● EXERCISE DESCRIPTION: Using the material below, copy every line where "FIRST" appears.

::: MATERIALS PROVIDED

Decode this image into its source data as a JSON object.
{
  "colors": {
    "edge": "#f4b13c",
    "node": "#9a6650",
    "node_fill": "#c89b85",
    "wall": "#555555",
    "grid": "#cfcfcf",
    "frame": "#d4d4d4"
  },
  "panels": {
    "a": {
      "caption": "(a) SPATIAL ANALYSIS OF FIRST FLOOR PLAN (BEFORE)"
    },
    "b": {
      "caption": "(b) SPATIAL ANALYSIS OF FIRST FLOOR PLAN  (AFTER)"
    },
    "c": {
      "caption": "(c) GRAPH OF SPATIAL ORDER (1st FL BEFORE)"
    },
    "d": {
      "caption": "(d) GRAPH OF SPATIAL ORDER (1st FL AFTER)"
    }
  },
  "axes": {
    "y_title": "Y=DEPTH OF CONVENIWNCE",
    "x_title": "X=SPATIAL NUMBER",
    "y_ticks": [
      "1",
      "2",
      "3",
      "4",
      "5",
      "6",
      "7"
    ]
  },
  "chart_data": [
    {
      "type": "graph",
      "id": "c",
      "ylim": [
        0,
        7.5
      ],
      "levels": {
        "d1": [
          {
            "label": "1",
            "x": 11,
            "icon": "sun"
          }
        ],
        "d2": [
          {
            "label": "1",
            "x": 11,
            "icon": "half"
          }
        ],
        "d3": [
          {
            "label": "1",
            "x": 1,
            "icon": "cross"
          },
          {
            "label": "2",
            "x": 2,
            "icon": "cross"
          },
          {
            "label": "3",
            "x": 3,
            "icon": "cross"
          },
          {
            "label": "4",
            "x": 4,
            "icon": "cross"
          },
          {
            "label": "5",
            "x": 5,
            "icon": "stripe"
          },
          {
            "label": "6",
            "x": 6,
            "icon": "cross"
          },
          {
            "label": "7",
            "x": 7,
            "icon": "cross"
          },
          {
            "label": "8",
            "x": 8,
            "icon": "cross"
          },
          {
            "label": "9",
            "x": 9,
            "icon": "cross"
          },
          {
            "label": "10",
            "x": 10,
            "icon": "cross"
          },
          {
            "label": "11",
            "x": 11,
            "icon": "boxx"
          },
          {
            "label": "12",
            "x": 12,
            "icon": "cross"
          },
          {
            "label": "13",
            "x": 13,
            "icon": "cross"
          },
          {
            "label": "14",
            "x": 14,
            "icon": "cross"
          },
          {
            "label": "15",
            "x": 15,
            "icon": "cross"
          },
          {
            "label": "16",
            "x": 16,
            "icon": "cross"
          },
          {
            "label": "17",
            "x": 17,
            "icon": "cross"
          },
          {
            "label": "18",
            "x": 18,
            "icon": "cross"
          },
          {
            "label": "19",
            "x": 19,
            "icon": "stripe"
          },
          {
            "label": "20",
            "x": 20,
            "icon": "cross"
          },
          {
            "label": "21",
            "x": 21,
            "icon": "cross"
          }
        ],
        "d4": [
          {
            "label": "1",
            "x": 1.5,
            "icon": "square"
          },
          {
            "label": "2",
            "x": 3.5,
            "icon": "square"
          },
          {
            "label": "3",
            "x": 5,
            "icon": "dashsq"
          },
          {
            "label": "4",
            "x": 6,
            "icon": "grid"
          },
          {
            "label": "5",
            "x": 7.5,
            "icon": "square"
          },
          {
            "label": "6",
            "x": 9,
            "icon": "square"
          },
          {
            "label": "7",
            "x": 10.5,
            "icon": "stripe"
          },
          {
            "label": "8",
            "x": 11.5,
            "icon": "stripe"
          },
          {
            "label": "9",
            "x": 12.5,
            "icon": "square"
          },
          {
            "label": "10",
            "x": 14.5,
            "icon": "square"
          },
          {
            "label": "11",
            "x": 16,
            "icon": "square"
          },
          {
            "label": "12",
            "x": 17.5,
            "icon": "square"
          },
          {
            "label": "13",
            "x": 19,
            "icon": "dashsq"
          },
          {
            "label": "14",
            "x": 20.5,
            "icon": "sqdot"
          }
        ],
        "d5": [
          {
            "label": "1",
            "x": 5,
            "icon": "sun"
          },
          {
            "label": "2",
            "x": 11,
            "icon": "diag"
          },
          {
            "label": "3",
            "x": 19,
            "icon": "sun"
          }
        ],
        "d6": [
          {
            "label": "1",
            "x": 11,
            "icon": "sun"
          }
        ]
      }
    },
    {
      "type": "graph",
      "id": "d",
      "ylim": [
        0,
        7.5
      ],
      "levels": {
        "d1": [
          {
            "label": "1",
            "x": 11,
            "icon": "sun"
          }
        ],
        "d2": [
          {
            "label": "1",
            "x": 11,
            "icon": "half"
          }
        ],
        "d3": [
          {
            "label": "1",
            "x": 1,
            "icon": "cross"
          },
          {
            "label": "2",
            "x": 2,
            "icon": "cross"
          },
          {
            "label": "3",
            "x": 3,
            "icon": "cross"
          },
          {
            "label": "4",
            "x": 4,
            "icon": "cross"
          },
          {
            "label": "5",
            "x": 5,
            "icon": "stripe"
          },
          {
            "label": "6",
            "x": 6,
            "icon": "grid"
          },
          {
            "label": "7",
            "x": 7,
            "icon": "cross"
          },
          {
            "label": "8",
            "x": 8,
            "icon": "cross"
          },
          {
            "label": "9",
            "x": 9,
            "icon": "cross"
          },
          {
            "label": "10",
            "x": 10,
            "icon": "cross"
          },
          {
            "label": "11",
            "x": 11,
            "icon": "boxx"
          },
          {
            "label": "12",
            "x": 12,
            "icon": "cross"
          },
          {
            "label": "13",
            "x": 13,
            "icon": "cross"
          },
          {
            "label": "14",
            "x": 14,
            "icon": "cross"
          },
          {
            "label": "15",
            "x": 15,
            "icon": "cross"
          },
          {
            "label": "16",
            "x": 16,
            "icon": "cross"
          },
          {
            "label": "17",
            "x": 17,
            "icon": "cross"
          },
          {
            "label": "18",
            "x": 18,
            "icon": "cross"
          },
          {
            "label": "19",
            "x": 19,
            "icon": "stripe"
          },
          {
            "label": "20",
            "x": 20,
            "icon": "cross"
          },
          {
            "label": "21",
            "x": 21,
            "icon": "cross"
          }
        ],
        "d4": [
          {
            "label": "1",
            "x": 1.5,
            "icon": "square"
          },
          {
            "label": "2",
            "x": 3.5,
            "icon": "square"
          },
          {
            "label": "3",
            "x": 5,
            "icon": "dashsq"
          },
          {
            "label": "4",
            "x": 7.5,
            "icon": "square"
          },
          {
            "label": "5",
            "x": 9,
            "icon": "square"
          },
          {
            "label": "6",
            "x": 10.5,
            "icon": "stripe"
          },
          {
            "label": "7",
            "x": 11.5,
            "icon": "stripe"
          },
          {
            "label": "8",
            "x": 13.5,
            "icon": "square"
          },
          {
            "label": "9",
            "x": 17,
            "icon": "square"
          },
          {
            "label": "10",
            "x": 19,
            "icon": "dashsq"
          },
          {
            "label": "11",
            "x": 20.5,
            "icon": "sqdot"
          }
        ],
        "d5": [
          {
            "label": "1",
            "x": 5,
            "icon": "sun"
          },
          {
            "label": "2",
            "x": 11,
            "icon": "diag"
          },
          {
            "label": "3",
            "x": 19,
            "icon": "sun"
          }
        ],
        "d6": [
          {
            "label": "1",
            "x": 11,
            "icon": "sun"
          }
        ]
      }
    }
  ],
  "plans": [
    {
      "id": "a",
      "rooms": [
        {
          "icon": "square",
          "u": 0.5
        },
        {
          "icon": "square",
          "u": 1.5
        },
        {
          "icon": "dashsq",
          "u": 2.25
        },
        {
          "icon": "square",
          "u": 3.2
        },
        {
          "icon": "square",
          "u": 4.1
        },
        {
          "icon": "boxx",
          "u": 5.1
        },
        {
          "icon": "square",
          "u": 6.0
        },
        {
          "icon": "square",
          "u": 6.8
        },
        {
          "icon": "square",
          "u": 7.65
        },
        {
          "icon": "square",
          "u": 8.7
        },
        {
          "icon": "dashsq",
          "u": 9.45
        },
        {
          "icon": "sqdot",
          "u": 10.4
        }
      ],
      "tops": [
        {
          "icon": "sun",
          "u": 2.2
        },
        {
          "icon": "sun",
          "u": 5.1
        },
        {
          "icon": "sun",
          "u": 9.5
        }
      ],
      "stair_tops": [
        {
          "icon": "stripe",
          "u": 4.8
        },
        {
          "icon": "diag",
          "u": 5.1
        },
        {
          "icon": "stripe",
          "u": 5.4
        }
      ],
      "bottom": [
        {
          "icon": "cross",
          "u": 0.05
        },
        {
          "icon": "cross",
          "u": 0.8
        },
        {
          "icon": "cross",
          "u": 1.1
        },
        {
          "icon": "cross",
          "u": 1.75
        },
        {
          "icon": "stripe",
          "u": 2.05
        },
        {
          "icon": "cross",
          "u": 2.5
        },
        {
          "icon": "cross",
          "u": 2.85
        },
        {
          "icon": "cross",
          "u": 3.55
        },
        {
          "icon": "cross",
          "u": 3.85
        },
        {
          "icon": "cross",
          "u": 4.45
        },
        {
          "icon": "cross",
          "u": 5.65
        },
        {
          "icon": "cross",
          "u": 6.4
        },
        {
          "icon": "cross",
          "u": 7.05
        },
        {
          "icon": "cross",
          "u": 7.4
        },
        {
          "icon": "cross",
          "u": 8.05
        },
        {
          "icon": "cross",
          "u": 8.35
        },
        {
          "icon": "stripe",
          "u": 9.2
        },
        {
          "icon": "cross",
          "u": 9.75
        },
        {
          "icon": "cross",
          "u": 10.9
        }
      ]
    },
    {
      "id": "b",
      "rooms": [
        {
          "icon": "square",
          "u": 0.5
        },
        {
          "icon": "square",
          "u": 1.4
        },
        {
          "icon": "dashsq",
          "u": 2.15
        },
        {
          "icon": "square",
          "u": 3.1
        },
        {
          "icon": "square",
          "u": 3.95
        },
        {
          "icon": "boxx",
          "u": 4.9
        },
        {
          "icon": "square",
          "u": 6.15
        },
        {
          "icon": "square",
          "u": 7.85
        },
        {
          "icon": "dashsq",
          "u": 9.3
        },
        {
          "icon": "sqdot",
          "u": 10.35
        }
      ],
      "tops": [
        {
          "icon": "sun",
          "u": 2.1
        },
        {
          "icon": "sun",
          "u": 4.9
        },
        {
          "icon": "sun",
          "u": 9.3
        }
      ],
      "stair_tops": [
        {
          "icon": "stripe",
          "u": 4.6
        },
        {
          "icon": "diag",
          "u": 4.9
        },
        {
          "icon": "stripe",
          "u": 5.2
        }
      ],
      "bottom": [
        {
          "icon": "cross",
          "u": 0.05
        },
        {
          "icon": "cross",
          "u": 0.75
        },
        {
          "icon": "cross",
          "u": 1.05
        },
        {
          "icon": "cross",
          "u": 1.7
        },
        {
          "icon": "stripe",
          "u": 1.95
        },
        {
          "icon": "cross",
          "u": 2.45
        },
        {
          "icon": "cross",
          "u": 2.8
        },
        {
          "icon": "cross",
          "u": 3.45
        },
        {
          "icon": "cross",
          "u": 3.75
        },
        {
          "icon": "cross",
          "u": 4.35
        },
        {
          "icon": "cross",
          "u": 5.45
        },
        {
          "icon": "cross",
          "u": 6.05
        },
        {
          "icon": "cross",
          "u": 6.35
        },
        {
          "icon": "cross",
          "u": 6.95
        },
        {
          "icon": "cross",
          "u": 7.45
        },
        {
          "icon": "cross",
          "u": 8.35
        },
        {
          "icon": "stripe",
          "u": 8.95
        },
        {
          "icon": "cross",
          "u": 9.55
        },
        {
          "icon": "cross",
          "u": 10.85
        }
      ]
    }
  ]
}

::::::

● RESULT:
      "caption": "(a) SPATIAL ANALYSIS OF FIRST FLOOR PLAN (BEFORE)"
      "caption": "(b) SPATIAL ANALYSIS OF FIRST FLOOR PLAN  (AFTER)"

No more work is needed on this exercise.